[Stored entries]
+ + + +

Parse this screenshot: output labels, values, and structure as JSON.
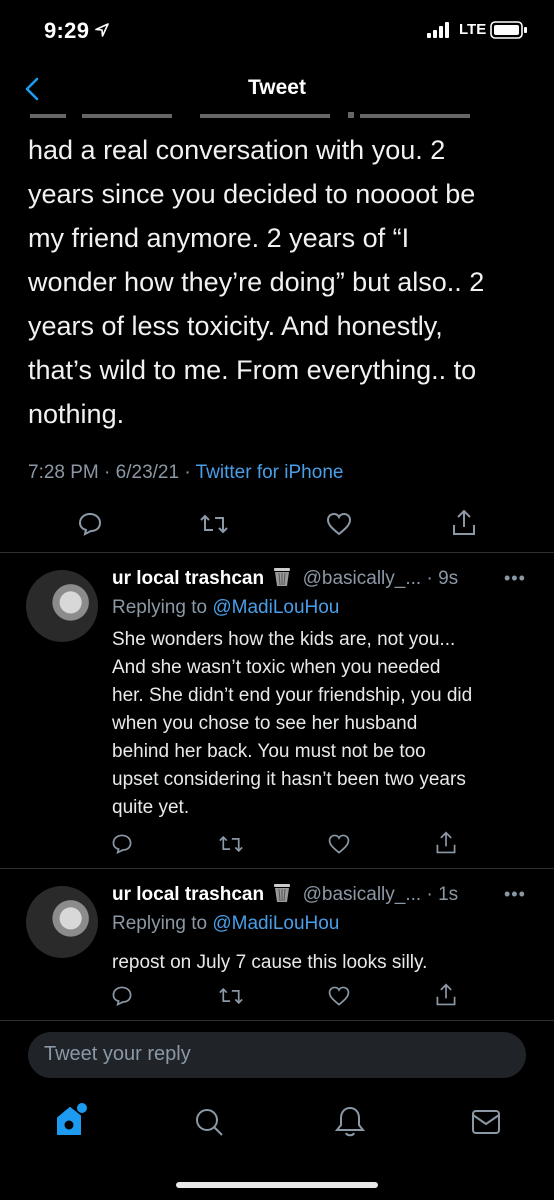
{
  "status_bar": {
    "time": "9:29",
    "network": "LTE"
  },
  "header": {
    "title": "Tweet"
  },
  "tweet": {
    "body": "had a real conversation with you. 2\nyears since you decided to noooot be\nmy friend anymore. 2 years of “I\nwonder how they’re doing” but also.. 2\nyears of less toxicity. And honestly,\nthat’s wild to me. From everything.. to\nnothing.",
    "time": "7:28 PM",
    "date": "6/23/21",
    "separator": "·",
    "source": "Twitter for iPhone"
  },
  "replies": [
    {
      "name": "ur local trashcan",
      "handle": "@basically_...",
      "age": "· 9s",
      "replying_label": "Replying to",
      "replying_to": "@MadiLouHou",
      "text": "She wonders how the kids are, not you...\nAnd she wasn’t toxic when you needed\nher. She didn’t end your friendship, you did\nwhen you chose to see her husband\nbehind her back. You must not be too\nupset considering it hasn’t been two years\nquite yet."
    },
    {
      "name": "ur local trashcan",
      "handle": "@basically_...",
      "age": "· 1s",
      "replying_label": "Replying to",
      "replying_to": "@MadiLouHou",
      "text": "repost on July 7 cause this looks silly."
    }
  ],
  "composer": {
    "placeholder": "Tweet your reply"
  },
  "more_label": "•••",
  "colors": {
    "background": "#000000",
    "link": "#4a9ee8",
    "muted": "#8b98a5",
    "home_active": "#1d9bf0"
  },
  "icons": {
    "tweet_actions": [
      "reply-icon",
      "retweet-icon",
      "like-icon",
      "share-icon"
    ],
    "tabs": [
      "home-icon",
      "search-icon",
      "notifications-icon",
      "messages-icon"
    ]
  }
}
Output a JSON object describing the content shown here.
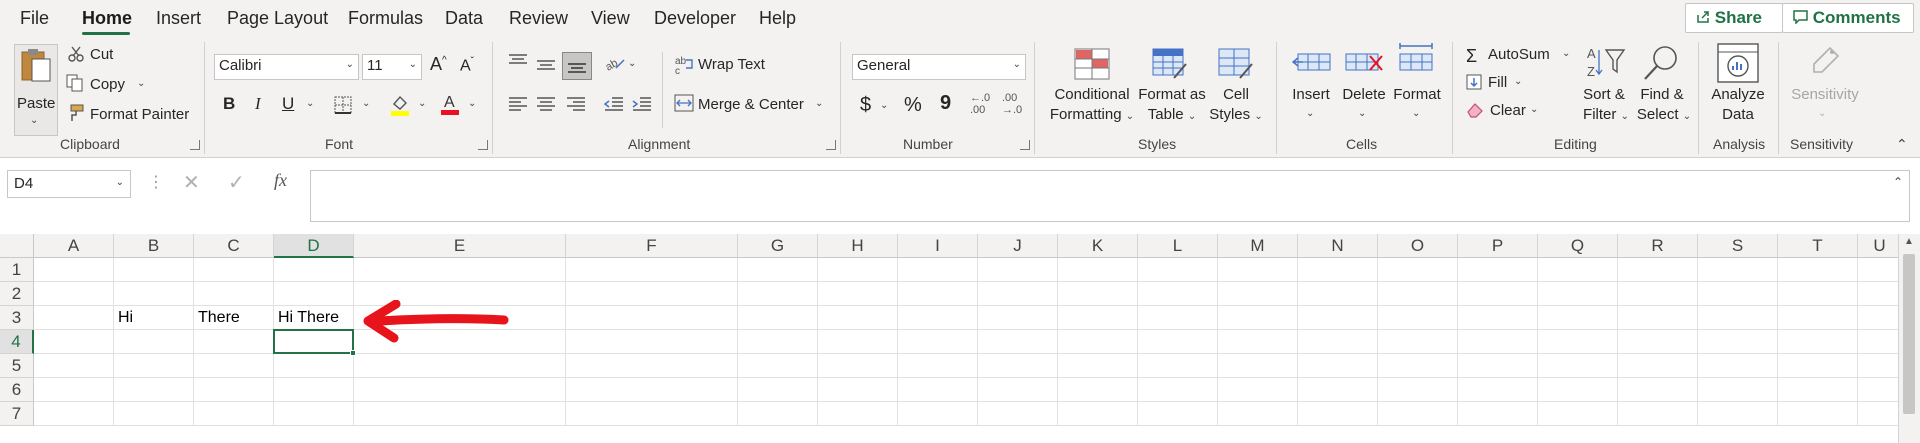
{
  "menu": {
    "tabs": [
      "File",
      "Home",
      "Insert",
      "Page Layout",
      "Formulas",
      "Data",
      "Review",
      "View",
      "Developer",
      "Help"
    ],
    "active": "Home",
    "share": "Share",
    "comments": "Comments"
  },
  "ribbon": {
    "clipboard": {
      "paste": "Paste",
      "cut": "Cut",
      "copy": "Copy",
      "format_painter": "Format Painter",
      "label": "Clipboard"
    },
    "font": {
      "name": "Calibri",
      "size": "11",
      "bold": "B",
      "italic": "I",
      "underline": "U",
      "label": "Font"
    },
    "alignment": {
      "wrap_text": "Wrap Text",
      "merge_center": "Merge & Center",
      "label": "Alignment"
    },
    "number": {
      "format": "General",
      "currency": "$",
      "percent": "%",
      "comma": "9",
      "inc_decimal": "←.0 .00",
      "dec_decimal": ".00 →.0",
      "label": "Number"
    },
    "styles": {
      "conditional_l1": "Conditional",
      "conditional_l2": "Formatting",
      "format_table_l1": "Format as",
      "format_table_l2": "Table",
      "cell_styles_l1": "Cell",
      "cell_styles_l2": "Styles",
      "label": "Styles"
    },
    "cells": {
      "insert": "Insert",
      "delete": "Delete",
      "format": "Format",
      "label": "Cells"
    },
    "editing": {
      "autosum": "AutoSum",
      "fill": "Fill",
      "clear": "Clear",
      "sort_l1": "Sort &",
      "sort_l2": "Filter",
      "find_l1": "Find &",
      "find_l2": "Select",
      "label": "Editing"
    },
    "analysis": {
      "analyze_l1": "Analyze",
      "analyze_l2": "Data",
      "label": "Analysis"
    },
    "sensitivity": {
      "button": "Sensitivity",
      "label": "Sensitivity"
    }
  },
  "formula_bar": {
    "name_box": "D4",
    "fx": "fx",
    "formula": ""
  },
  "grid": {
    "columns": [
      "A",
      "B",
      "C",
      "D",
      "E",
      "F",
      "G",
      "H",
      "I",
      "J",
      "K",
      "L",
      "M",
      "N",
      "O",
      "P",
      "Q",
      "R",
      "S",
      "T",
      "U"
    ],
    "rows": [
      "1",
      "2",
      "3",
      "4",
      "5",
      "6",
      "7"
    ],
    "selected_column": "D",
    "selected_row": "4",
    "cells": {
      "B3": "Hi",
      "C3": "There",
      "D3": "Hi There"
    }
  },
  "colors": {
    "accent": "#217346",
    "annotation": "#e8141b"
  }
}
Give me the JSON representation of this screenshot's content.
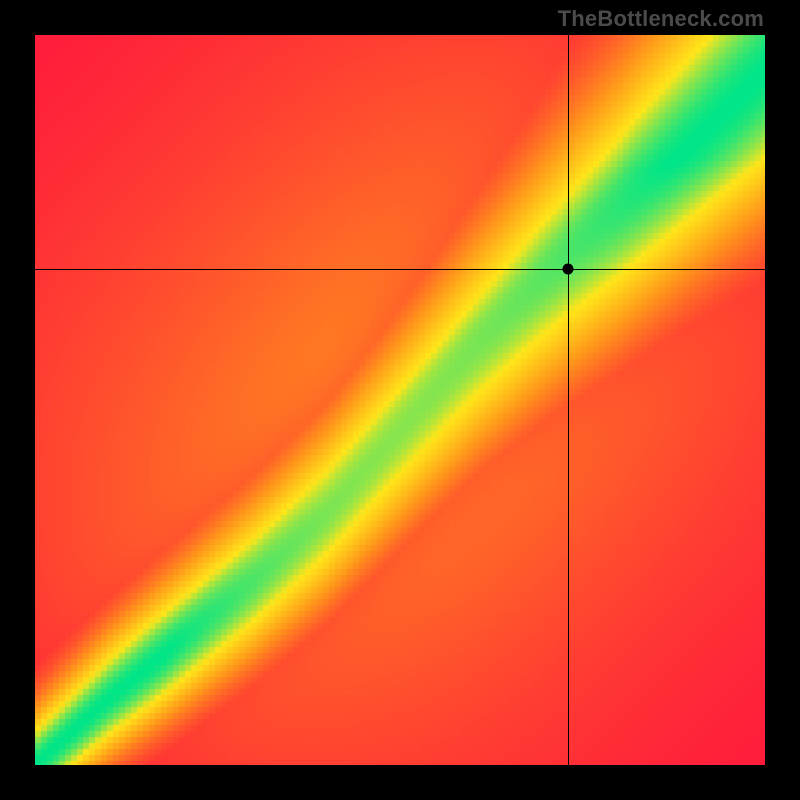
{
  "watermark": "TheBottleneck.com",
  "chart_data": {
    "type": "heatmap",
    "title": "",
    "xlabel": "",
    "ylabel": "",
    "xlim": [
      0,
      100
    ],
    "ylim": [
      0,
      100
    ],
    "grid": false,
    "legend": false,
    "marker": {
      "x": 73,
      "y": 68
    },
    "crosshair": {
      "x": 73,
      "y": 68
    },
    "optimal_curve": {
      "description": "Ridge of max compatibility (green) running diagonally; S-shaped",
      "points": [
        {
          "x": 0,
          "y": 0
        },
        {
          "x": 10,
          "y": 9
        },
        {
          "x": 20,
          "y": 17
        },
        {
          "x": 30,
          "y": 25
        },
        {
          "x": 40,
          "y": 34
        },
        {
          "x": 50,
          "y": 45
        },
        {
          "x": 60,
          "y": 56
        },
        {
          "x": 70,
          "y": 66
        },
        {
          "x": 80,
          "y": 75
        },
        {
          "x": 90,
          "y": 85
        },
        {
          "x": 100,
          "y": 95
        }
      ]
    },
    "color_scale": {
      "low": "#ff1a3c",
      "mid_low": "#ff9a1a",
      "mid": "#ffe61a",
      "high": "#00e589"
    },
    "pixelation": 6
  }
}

+ + + +

TASK GOAL → The records above must be echoed exactly, minus their pictures.

EXERCISE RESPONSE →
Parse this screenshot: output labels, values, and structure as JSON.
{
  "status_bar": {
    "time": "9:29",
    "network": "LTE"
  },
  "header": {
    "title": "Tweet"
  },
  "tweet": {
    "body": "had a real conversation with you. 2\nyears since you decided to noooot be\nmy friend anymore. 2 years of “I\nwonder how they’re doing” but also.. 2\nyears of less toxicity. And honestly,\nthat’s wild to me. From everything.. to\nnothing.",
    "time": "7:28 PM",
    "date": "6/23/21",
    "separator": "·",
    "source": "Twitter for iPhone"
  },
  "replies": [
    {
      "name": "ur local trashcan",
      "handle": "@basically_...",
      "age": "· 9s",
      "replying_label": "Replying to",
      "replying_to": "@MadiLouHou",
      "text": "She wonders how the kids are, not you...\nAnd she wasn’t toxic when you needed\nher. She didn’t end your friendship, you did\nwhen you chose to see her husband\nbehind her back. You must not be too\nupset considering it hasn’t been two years\nquite yet."
    },
    {
      "name": "ur local trashcan",
      "handle": "@basically_...",
      "age": "· 1s",
      "replying_label": "Replying to",
      "replying_to": "@MadiLouHou",
      "text": "repost on July 7 cause this looks silly."
    }
  ],
  "composer": {
    "placeholder": "Tweet your reply"
  },
  "more_label": "•••",
  "colors": {
    "background": "#000000",
    "link": "#4a9ee8",
    "muted": "#8b98a5",
    "home_active": "#1d9bf0"
  },
  "icons": {
    "tweet_actions": [
      "reply-icon",
      "retweet-icon",
      "like-icon",
      "share-icon"
    ],
    "tabs": [
      "home-icon",
      "search-icon",
      "notifications-icon",
      "messages-icon"
    ]
  }
}
Output a JSON object describing the content shown here.
{
  "menu": {
    "tabs": [
      "File",
      "Home",
      "Insert",
      "Page Layout",
      "Formulas",
      "Data",
      "Review",
      "View",
      "Developer",
      "Help"
    ],
    "active": "Home",
    "share": "Share",
    "comments": "Comments"
  },
  "ribbon": {
    "clipboard": {
      "paste": "Paste",
      "cut": "Cut",
      "copy": "Copy",
      "format_painter": "Format Painter",
      "label": "Clipboard"
    },
    "font": {
      "name": "Calibri",
      "size": "11",
      "bold": "B",
      "italic": "I",
      "underline": "U",
      "label": "Font"
    },
    "alignment": {
      "wrap_text": "Wrap Text",
      "merge_center": "Merge & Center",
      "label": "Alignment"
    },
    "number": {
      "format": "General",
      "currency": "$",
      "percent": "%",
      "comma": "9",
      "inc_decimal": "←.0 .00",
      "dec_decimal": ".00 →.0",
      "label": "Number"
    },
    "styles": {
      "conditional_l1": "Conditional",
      "conditional_l2": "Formatting",
      "format_table_l1": "Format as",
      "format_table_l2": "Table",
      "cell_styles_l1": "Cell",
      "cell_styles_l2": "Styles",
      "label": "Styles"
    },
    "cells": {
      "insert": "Insert",
      "delete": "Delete",
      "format": "Format",
      "label": "Cells"
    },
    "editing": {
      "autosum": "AutoSum",
      "fill": "Fill",
      "clear": "Clear",
      "sort_l1": "Sort &",
      "sort_l2": "Filter",
      "find_l1": "Find &",
      "find_l2": "Select",
      "label": "Editing"
    },
    "analysis": {
      "analyze_l1": "Analyze",
      "analyze_l2": "Data",
      "label": "Analysis"
    },
    "sensitivity": {
      "button": "Sensitivity",
      "label": "Sensitivity"
    }
  },
  "formula_bar": {
    "name_box": "D4",
    "fx": "fx",
    "formula": ""
  },
  "grid": {
    "columns": [
      "A",
      "B",
      "C",
      "D",
      "E",
      "F",
      "G",
      "H",
      "I",
      "J",
      "K",
      "L",
      "M",
      "N",
      "O",
      "P",
      "Q",
      "R",
      "S",
      "T",
      "U"
    ],
    "rows": [
      "1",
      "2",
      "3",
      "4",
      "5",
      "6",
      "7"
    ],
    "selected_column": "D",
    "selected_row": "4",
    "cells": {
      "B3": "Hi",
      "C3": "There",
      "D3": "Hi There"
    }
  },
  "colors": {
    "accent": "#217346",
    "annotation": "#e8141b"
  }
}
Give me the JSON representation of this screenshot's content.
{
  "watermark": "TheBottleneck.com",
  "chart_data": {
    "type": "heatmap",
    "title": "",
    "xlabel": "",
    "ylabel": "",
    "xlim": [
      0,
      100
    ],
    "ylim": [
      0,
      100
    ],
    "grid": false,
    "legend": false,
    "marker": {
      "x": 73,
      "y": 68
    },
    "crosshair": {
      "x": 73,
      "y": 68
    },
    "optimal_curve": {
      "description": "Ridge of max compatibility (green) running diagonally; S-shaped",
      "points": [
        {
          "x": 0,
          "y": 0
        },
        {
          "x": 10,
          "y": 9
        },
        {
          "x": 20,
          "y": 17
        },
        {
          "x": 30,
          "y": 25
        },
        {
          "x": 40,
          "y": 34
        },
        {
          "x": 50,
          "y": 45
        },
        {
          "x": 60,
          "y": 56
        },
        {
          "x": 70,
          "y": 66
        },
        {
          "x": 80,
          "y": 75
        },
        {
          "x": 90,
          "y": 85
        },
        {
          "x": 100,
          "y": 95
        }
      ]
    },
    "color_scale": {
      "low": "#ff1a3c",
      "mid_low": "#ff9a1a",
      "mid": "#ffe61a",
      "high": "#00e589"
    },
    "pixelation": 6
  }
}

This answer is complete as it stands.